* [Exercise goal]:
Quote the passage in the notes on isoquants and cost curves from "Marginal and Average" to "of the LRAC.".

* [Text excerpt]:
--*--

2. The negative slope to an isoquant indicates the possibilities of
substituting inputs in the production process and of the positive
marginal product of the input.
3. E.g. Empirical estimates reveal substantial substitution
possibilities between physicians’ assistants and physicians.
*Isocost curves:
TC=wL+rK
*Cost Minimization or Output Maximization determines efficient
combination of labor and capital (Fig 2-15)
E.g. Hospitals may achieve cost minimization in applying hospital
inputs, and home health care service may achieve cost minimization
in applying home health care resources. But, for society as a whole
to minimize its costs of care, we need to know which of these types
of care is the most cost efficient for particular patients even the
comparing quality of care.
Marginal and Average cost curves
• Economics of scale: Total and average
costs are related to the scale of activity. If
the higher level of production leads to
improved ability to take advantage of
specialization proving a better division of
labor; it may be possible to reduce
average costs.
• The long-run marginal cost curve shows
the cost of producing an incremental unit
when all inputs can be varied. It will go
through the minimum point of the LRAC.

--*--

* [Dataset entries]:
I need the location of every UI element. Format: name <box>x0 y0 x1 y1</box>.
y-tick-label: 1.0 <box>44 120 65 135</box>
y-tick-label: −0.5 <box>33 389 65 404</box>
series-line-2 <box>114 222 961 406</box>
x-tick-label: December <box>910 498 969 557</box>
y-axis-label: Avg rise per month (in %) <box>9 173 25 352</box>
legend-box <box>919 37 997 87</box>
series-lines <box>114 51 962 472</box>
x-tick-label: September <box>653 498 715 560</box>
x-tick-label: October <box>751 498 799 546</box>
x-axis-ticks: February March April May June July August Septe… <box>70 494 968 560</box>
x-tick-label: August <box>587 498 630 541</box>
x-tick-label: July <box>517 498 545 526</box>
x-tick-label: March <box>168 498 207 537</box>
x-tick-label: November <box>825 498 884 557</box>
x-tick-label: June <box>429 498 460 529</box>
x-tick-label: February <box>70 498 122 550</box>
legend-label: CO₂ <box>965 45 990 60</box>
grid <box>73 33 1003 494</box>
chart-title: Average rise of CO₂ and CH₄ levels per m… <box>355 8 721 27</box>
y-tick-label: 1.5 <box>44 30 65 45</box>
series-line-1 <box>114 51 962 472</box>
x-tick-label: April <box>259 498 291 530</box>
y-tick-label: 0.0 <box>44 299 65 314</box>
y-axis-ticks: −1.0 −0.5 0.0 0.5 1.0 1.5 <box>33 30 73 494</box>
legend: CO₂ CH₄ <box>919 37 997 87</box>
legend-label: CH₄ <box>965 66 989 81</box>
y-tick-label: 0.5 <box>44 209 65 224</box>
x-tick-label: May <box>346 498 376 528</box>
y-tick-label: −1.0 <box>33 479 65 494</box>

--*--

* [Written solution]:
Marginal and Average cost curves
• Economics of scale: Total and average
costs are related to the scale of activity. If
the higher level of production leads to
improved ability to take advantage of
specialization proving a better division of
labor; it may be possible to reduce
average costs.
• The long-run marginal cost curve shows
the cost of producing an incremental unit
when all inputs can be varied. It will go
through the minimum point of the LRAC.